(Passage Opens)
BUFFALO,
N.Y. (WIVB) - A new study done in Buffalo is revealing the differences
in the way Multiple Sclerosis affects men and women.
The
Buffalo Neuroimaging Analysis Center is part of the Jacobs Neurological
Institute. Located at Buffalo General Hospital, the center has become
an international leader in computerized analysis of brain scans.
Most
recently, in a study of more than eight hundred MS patients, they've
discovered a difference in the way the disease affects the brains of
men and women.
Doctor Robert Zivadinov (Buffalo
Neuroimaging Analysis Center) said, "We found more gray matter atrophy,
and especially cortical and deep brain matter atrophy in men versus
women, and that was highly significant."
Gray matter and
white matter are the two major components of the brain, and the
center's computers can now recognize and measure them.
In
this scan, from a man with MS, you can see that the outer folds of
brain tissue, called cortex, are separated from each other by dark
spaces, because the cortex has shrunk, that's atrophy. (shown on
WIVB-TV)
In a woman's brain, the spaces are not nearly so wide.
Men with MS become more severely afflicted, perhaps because of a shortage of testosterone.
A
recently published study showed that replacement of testosterone in
males was protective for brain atrophy in patients who have MS.
Women
with MS tend to have more loss of white matter, shown by the
enlargement of a central fark area, and that may be related to hormones
also, because women with MS don't have acute attacks while they are
pregnant.
(Passage Closes)
• [How to complete this task]:
Answer these questions from the multiple sclerosis article:
(a) At which hospital is the Buffalo Neuroimaging Analysis Center located?
(b) How many MS patients were in the study?
(c) What kind of brain matter do women with MS tend to lose more of?
The entries that follow are separate material and have no connection to the multiple sclerosis article.
(Provided data Opens)
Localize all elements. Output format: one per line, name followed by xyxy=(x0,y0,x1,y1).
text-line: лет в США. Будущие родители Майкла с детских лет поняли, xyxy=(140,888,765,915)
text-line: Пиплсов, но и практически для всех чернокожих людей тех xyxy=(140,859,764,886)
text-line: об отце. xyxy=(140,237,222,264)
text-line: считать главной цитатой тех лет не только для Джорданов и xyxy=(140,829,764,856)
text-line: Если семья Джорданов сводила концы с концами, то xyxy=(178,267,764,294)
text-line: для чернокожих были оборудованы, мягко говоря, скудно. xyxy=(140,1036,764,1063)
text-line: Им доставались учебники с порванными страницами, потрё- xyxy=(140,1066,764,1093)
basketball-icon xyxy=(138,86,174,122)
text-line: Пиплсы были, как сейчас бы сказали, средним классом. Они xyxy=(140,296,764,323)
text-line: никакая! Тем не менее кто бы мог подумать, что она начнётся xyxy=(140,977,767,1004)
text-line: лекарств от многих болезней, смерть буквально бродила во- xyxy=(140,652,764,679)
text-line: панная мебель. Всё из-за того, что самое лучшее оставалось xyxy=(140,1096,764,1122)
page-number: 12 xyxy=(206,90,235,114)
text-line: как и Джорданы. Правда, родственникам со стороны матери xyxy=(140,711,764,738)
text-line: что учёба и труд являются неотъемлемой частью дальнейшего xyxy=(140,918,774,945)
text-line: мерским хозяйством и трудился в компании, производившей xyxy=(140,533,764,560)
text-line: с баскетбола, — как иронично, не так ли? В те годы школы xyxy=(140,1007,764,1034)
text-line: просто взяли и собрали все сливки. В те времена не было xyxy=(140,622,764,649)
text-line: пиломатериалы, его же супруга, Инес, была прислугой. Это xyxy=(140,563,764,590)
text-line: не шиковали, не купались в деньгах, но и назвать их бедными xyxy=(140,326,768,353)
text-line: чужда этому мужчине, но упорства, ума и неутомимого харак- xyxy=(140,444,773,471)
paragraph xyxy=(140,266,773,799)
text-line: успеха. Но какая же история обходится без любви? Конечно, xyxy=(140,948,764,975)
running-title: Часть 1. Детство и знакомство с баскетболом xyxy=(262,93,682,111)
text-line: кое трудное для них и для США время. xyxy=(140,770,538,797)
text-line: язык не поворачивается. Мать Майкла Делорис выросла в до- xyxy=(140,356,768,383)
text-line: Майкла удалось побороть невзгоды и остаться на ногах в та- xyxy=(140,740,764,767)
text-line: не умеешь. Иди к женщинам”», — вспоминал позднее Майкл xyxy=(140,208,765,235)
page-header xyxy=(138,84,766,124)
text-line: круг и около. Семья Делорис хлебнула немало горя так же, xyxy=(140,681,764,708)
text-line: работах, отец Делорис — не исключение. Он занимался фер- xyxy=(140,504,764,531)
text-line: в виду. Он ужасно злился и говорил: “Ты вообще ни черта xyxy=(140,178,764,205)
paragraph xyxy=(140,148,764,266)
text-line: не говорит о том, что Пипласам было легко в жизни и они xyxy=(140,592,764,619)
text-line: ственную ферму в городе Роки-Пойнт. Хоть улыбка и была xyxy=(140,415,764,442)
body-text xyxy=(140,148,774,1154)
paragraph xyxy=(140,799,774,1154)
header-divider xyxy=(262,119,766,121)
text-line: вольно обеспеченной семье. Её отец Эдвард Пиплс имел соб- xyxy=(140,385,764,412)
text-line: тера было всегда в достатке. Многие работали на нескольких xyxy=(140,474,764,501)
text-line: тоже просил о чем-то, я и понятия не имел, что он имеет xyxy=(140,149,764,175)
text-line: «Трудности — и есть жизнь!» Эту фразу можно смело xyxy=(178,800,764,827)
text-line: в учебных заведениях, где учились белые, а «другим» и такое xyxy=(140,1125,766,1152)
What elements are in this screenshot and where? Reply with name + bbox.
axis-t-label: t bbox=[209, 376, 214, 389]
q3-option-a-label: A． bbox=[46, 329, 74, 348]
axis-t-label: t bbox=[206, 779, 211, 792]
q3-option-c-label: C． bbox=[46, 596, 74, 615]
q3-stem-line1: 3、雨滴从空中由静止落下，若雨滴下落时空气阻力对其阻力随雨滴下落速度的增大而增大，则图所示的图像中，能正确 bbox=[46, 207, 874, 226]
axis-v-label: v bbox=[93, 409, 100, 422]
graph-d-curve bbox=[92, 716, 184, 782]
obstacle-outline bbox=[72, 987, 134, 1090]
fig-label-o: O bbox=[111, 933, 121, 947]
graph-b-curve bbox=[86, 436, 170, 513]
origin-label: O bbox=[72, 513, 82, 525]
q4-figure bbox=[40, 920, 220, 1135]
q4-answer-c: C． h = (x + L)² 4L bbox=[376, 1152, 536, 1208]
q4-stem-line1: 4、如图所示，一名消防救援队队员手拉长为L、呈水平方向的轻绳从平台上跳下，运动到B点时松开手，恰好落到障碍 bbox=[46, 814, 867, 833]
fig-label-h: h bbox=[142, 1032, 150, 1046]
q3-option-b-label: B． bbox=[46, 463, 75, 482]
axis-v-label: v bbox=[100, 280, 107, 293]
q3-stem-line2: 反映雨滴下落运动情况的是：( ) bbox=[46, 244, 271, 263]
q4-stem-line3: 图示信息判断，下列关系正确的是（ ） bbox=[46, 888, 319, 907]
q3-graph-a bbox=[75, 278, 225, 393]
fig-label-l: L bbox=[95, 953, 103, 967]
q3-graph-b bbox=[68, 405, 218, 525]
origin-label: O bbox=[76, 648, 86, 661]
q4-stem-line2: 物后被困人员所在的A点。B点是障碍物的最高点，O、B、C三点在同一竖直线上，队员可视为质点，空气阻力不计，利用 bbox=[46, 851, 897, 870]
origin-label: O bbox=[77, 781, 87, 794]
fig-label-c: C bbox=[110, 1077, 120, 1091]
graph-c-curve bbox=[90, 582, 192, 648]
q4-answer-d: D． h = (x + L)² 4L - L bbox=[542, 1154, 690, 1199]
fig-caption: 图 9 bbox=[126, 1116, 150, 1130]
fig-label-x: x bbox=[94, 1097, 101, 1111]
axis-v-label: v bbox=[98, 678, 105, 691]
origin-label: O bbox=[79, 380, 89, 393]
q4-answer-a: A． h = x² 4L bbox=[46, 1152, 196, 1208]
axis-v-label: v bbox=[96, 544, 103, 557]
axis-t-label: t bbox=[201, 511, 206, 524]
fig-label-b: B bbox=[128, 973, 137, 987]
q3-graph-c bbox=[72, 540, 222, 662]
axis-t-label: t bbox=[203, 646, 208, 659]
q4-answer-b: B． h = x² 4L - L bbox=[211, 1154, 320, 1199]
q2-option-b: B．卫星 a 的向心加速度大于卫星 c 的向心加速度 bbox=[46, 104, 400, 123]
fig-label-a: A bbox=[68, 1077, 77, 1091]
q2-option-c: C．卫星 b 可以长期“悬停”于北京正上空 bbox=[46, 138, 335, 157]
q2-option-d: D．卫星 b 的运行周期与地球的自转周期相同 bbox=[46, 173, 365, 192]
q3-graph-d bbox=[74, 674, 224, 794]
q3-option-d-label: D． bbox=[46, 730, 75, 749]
(Provided data Closes)
• [Finished exercise]:
(a) Buffalo General Hospital
(b) More than eight hundred
(c) White matter